◆ Task directions:
Transcribe the listing word for word.

(Records from a data source)

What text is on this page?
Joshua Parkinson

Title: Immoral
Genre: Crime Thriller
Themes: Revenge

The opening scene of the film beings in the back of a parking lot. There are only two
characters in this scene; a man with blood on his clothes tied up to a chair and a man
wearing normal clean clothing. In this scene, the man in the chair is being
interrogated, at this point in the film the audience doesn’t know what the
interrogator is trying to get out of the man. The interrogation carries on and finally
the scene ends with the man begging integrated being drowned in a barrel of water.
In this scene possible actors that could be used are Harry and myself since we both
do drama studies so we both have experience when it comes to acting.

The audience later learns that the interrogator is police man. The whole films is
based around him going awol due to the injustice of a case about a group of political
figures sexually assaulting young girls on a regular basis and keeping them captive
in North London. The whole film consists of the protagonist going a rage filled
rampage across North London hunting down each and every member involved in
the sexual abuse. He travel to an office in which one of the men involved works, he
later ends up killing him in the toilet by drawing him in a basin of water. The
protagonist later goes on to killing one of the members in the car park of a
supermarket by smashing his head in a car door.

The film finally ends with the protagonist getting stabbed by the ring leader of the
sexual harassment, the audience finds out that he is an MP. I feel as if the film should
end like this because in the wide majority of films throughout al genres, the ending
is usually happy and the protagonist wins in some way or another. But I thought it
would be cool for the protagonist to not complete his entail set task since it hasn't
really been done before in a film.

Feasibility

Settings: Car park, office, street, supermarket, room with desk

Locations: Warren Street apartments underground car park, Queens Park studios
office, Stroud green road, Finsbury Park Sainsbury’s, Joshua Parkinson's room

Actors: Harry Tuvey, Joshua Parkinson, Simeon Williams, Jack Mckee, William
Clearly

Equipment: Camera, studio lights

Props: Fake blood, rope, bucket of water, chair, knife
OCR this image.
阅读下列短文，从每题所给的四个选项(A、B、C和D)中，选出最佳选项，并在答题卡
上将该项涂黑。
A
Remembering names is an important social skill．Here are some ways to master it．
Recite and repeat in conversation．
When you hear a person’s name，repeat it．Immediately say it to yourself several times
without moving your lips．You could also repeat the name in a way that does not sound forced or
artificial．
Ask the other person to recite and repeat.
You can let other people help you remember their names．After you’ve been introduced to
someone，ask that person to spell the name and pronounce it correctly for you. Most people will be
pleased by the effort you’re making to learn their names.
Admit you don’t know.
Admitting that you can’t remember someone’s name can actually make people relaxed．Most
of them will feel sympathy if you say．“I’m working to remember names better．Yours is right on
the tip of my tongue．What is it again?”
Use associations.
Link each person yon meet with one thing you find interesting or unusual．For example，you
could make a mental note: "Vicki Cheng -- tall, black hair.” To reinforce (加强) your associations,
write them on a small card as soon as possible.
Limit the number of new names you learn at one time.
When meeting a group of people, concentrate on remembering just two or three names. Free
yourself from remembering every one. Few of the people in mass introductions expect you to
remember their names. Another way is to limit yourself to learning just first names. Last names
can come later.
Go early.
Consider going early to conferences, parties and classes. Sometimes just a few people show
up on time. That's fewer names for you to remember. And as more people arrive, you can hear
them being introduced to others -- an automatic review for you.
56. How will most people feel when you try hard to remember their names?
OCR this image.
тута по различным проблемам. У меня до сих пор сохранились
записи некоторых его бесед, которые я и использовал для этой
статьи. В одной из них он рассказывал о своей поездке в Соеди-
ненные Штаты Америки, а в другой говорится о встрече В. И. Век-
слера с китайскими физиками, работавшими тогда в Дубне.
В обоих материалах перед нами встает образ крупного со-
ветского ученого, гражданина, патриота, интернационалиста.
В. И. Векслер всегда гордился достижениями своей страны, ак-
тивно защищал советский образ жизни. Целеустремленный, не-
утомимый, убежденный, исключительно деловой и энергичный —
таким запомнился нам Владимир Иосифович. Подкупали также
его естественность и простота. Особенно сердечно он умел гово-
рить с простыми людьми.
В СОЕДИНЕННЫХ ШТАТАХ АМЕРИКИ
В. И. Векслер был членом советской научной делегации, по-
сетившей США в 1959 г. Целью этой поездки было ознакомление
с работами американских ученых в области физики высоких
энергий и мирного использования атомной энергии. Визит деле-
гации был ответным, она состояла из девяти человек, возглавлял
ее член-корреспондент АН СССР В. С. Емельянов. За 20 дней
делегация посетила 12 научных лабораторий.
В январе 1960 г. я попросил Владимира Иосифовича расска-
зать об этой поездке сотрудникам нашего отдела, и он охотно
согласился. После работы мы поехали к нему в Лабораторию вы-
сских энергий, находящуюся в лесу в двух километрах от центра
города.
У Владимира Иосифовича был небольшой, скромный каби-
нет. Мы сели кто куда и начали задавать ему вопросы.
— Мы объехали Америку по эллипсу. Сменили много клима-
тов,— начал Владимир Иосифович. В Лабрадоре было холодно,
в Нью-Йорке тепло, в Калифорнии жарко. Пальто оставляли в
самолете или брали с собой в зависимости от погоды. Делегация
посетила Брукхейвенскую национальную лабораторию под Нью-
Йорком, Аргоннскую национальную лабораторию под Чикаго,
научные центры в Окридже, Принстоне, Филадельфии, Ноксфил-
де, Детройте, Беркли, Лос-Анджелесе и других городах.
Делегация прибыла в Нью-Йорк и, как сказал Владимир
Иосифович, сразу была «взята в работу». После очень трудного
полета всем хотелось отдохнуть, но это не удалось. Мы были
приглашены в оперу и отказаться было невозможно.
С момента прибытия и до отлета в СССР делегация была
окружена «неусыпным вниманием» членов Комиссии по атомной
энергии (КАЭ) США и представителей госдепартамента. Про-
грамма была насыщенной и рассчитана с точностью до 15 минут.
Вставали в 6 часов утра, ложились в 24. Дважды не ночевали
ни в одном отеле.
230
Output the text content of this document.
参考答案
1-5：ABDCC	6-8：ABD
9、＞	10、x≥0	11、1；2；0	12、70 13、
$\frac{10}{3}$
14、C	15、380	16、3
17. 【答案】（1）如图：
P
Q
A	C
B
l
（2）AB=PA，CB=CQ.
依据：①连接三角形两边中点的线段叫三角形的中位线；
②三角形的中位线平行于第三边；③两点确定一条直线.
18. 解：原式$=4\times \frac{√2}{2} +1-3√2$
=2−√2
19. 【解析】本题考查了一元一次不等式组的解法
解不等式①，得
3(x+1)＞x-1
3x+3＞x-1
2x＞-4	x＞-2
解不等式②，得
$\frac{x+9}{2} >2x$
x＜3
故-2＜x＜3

◆ Correct result:
What text is on this page?
Joshua Parkinson

Title: Immoral
Genre: Crime Thriller
Themes: Revenge

The opening scene of the film beings in the back of a parking lot. There are only two
characters in this scene; a man with blood on his clothes tied up to a chair and a man
wearing normal clean clothing. In this scene, the man in the chair is being
interrogated, at this point in the film the audience doesn’t know what the
interrogator is trying to get out of the man. The interrogation carries on and finally
the scene ends with the man begging integrated being drowned in a barrel of water.
In this scene possible actors that could be used are Harry and myself since we both
do drama studies so we both have experience when it comes to acting.

The audience later learns that the interrogator is police man. The whole films is
based around him going awol due to the injustice of a case about a group of political
figures sexually assaulting young girls on a regular basis and keeping them captive
in North London. The whole film consists of the protagonist going a rage filled
rampage across North London hunting down each and every member involved in
the sexual abuse. He travel to an office in which one of the men involved works, he
later ends up killing him in the toilet by drawing him in a basin of water. The
protagonist later goes on to killing one of the members in the car park of a
supermarket by smashing his head in a car door.

The film finally ends with the protagonist getting stabbed by the ring leader of the
sexual harassment, the audience finds out that he is an MP. I feel as if the film should
end like this because in the wide majority of films throughout al genres, the ending
is usually happy and the protagonist wins in some way or another. But I thought it
would be cool for the protagonist to not complete his entail set task since it hasn't
really been done before in a film.

Feasibility

Settings: Car park, office, street, supermarket, room with desk

Locations: Warren Street apartments underground car park, Queens Park studios
office, Stroud green road, Finsbury Park Sainsbury’s, Joshua Parkinson's room

Actors: Harry Tuvey, Joshua Parkinson, Simeon Williams, Jack Mckee, William
Clearly

Equipment: Camera, studio lights

Props: Fake blood, rope, bucket of water, chair, knife
OCR this image.
阅读下列短文，从每题所给的四个选项(A、B、C和D)中，选出最佳选项，并在答题卡
上将该项涂黑。
A
Remembering names is an important social skill．Here are some ways to master it．
Recite and repeat in conversation．
When you hear a person’s name，repeat it．Immediately say it to yourself several times
without moving your lips．You could also repeat the name in a way that does not sound forced or
artificial．
Ask the other person to recite and repeat.
You can let other people help you remember their names．After you’ve been introduced to
someone，ask that person to spell the name and pronounce it correctly for you. Most people will be
pleased by the effort you’re making to learn their names.
Admit you don’t know.
Admitting that you can’t remember someone’s name can actually make people relaxed．Most
of them will feel sympathy if you say．“I’m working to remember names better．Yours is right on
the tip of my tongue．What is it again?”
Use associations.
Link each person yon meet with one thing you find interesting or unusual．For example，you
could make a mental note: "Vicki Cheng -- tall, black hair.” To reinforce (加强) your associations,
write them on a small card as soon as possible.
Limit the number of new names you learn at one time.
When meeting a group of people, concentrate on remembering just two or three names. Free
yourself from remembering every one. Few of the people in mass introductions expect you to
remember their names. Another way is to limit yourself to learning just first names. Last names
can come later.
Go early.
Consider going early to conferences, parties and classes. Sometimes just a few people show
up on time. That's fewer names for you to remember. And as more people arrive, you can hear
them being introduced to others -- an automatic review for you.
56. How will most people feel when you try hard to remember their names?
OCR this image.
тута по различным проблемам. У меня до сих пор сохранились
записи некоторых его бесед, которые я и использовал для этой
статьи. В одной из них он рассказывал о своей поездке в Соеди-
ненные Штаты Америки, а в другой говорится о встрече В. И. Век-
слера с китайскими физиками, работавшими тогда в Дубне.
В обоих материалах перед нами встает образ крупного со-
ветского ученого, гражданина, патриота, интернационалиста.
В. И. Векслер всегда гордился достижениями своей страны, ак-
тивно защищал советский образ жизни. Целеустремленный, не-
утомимый, убежденный, исключительно деловой и энергичный —
таким запомнился нам Владимир Иосифович. Подкупали также
его естественность и простота. Особенно сердечно он умел гово-
рить с простыми людьми.
В СОЕДИНЕННЫХ ШТАТАХ АМЕРИКИ
В. И. Векслер был членом советской научной делегации, по-
сетившей США в 1959 г. Целью этой поездки было ознакомление
с работами американских ученых в области физики высоких
энергий и мирного использования атомной энергии. Визит деле-
гации был ответным, она состояла из девяти человек, возглавлял
ее член-корреспондент АН СССР В. С. Емельянов. За 20 дней
делегация посетила 12 научных лабораторий.
В январе 1960 г. я попросил Владимира Иосифовича расска-
зать об этой поездке сотрудникам нашего отдела, и он охотно
согласился. После работы мы поехали к нему в Лабораторию вы-
сских энергий, находящуюся в лесу в двух километрах от центра
города.
У Владимира Иосифовича был небольшой, скромный каби-
нет. Мы сели кто куда и начали задавать ему вопросы.
— Мы объехали Америку по эллипсу. Сменили много клима-
тов,— начал Владимир Иосифович. В Лабрадоре было холодно,
в Нью-Йорке тепло, в Калифорнии жарко. Пальто оставляли в
самолете или брали с собой в зависимости от погоды. Делегация
посетила Брукхейвенскую национальную лабораторию под Нью-
Йорком, Аргоннскую национальную лабораторию под Чикаго,
научные центры в Окридже, Принстоне, Филадельфии, Ноксфил-
де, Детройте, Беркли, Лос-Анджелесе и других городах.
Делегация прибыла в Нью-Йорк и, как сказал Владимир
Иосифович, сразу была «взята в работу». После очень трудного
полета всем хотелось отдохнуть, но это не удалось. Мы были
приглашены в оперу и отказаться было невозможно.
С момента прибытия и до отлета в СССР делегация была
окружена «неусыпным вниманием» членов Комиссии по атомной
энергии (КАЭ) США и представителей госдепартамента. Про-
грамма была насыщенной и рассчитана с точностью до 15 минут.
Вставали в 6 часов утра, ложились в 24. Дважды не ночевали
ни в одном отеле.
230
Output the text content of this document.
参考答案
1-5：ABDCC	6-8：ABD
9、＞	10、x≥0	11、1；2；0	12、70 13、
$\frac{10}{3}$
14、C	15、380	16、3
17. 【答案】（1）如图：
P
Q
A	C
B
l
（2）AB=PA，CB=CQ.
依据：①连接三角形两边中点的线段叫三角形的中位线；
②三角形的中位线平行于第三边；③两点确定一条直线.
18. 解：原式$=4\times \frac{√2}{2} +1-3√2$
=2−√2
19. 【解析】本题考查了一元一次不等式组的解法
解不等式①，得
3(x+1)＞x-1
3x+3＞x-1
2x＞-4	x＞-2
解不等式②，得
$\frac{x+9}{2} >2x$
x＜3
故-2＜x＜3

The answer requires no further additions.